- _The request_: Identify the lines that contain the string "caption" and copy all of them.

───── Material provided ─────

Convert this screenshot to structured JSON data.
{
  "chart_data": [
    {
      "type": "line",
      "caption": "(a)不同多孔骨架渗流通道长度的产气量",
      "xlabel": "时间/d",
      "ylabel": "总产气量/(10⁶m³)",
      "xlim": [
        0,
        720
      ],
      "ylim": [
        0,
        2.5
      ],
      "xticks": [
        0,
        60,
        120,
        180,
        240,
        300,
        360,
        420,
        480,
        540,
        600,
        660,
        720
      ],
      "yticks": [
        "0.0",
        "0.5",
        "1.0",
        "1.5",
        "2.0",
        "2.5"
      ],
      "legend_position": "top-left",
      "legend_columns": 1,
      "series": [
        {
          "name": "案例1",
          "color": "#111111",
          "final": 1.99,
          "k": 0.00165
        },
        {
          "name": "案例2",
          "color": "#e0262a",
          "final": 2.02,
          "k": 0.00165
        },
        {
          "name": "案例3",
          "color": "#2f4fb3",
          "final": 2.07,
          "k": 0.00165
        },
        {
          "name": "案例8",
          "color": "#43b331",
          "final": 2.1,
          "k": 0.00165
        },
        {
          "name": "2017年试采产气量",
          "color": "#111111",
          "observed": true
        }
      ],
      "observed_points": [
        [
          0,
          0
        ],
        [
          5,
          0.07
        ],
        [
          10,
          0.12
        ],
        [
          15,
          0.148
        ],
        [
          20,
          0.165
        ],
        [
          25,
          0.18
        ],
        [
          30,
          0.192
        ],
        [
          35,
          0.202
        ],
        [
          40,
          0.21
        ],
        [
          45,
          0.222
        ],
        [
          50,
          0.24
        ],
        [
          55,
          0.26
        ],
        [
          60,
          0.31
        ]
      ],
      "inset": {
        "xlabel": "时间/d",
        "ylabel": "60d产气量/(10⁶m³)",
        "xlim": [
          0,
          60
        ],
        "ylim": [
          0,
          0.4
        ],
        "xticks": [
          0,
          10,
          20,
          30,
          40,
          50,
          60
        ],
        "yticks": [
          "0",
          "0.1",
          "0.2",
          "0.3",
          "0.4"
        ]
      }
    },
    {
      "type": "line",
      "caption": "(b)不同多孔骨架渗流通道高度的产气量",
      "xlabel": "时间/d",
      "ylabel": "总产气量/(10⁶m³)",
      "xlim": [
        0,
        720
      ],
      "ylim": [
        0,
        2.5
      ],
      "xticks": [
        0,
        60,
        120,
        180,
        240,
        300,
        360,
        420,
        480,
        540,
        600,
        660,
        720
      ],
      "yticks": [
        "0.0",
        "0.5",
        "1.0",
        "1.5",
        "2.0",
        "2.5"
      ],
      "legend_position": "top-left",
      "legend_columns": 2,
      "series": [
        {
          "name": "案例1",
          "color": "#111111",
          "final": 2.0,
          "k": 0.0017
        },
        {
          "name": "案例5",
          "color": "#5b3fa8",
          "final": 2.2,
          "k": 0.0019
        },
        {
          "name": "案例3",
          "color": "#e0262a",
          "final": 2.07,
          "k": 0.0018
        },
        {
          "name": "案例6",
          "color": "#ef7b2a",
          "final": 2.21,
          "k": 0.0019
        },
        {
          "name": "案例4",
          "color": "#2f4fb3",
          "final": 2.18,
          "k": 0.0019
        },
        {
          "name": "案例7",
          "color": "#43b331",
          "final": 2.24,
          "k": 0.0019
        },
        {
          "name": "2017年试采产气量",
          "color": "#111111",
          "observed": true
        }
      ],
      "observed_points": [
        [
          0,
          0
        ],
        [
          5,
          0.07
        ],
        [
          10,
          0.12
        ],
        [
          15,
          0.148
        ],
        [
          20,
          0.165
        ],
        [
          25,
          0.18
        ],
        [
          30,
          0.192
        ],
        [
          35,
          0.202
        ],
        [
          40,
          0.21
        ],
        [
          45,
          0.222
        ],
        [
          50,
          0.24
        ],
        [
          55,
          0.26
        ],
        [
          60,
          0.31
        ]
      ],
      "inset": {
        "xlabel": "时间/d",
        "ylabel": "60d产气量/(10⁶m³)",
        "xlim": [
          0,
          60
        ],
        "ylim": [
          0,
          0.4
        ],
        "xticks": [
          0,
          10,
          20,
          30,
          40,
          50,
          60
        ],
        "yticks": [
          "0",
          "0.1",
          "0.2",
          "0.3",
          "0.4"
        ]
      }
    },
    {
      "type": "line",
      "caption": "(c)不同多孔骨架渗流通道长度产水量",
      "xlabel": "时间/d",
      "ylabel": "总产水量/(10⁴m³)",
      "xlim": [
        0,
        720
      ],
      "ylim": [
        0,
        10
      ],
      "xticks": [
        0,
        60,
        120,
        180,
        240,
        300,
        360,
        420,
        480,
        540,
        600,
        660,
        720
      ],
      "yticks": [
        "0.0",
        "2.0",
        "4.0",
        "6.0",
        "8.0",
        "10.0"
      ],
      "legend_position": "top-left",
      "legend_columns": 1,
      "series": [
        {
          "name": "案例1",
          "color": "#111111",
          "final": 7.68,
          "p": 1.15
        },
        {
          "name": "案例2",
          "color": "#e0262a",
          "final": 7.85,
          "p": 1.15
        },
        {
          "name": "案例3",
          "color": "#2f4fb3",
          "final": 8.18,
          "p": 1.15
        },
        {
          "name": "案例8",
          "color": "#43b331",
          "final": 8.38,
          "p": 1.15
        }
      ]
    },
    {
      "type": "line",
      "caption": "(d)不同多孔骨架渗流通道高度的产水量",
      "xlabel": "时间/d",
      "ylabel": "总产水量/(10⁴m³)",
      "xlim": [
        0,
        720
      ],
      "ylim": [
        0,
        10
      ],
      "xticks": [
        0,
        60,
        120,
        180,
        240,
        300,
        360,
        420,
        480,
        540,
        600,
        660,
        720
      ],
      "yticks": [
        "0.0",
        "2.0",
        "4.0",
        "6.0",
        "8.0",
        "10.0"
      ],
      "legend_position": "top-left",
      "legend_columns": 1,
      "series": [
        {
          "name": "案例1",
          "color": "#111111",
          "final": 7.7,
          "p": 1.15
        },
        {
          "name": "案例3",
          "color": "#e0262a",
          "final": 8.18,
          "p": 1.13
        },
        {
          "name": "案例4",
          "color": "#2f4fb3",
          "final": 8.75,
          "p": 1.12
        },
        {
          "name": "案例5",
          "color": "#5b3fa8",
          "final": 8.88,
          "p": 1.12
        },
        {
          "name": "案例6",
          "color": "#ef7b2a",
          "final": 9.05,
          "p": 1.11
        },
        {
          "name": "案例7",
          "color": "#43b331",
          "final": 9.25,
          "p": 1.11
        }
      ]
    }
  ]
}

─────

- _Completed task_:
      "caption": "(a)不同多孔骨架渗流通道长度的产气量",
      "caption": "(b)不同多孔骨架渗流通道高度的产气量",
      "caption": "(c)不同多孔骨架渗流通道长度产水量",
      "caption": "(d)不同多孔骨架渗流通道高度的产水量",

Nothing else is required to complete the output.